Stored data entries:
____
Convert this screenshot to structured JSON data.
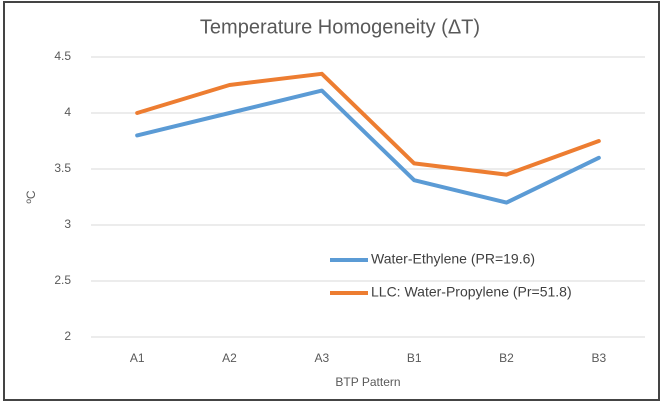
{
  "chart_data": {
    "type": "line",
    "title": "Temperature Homogeneity (ΔT)",
    "x_label": "BTP Pattern",
    "y_label": "ºC",
    "categories": [
      "A1",
      "A2",
      "A3",
      "B1",
      "B2",
      "B3"
    ],
    "series": [
      {
        "name": "Water-Ethylene (PR=19.6)",
        "color": "#5b9bd5",
        "values": [
          3.8,
          4.0,
          4.2,
          3.4,
          3.2,
          3.6
        ]
      },
      {
        "name": "LLC: Water-Propylene (Pr=51.8)",
        "color": "#ed7d31",
        "values": [
          4.0,
          4.25,
          4.35,
          3.55,
          3.45,
          3.75
        ]
      }
    ],
    "ylim": [
      2,
      4.5
    ],
    "yticks": [
      2,
      2.5,
      3,
      3.5,
      4,
      4.5
    ],
    "grid": true
  }
}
____
- **What this task involves**
Copy every line of the records above that holds the word "name".

- **Solution for this exercise**
        "name": "Water-Ethylene (PR=19.6)",
        "name": "LLC: Water-Propylene (Pr=51.8)",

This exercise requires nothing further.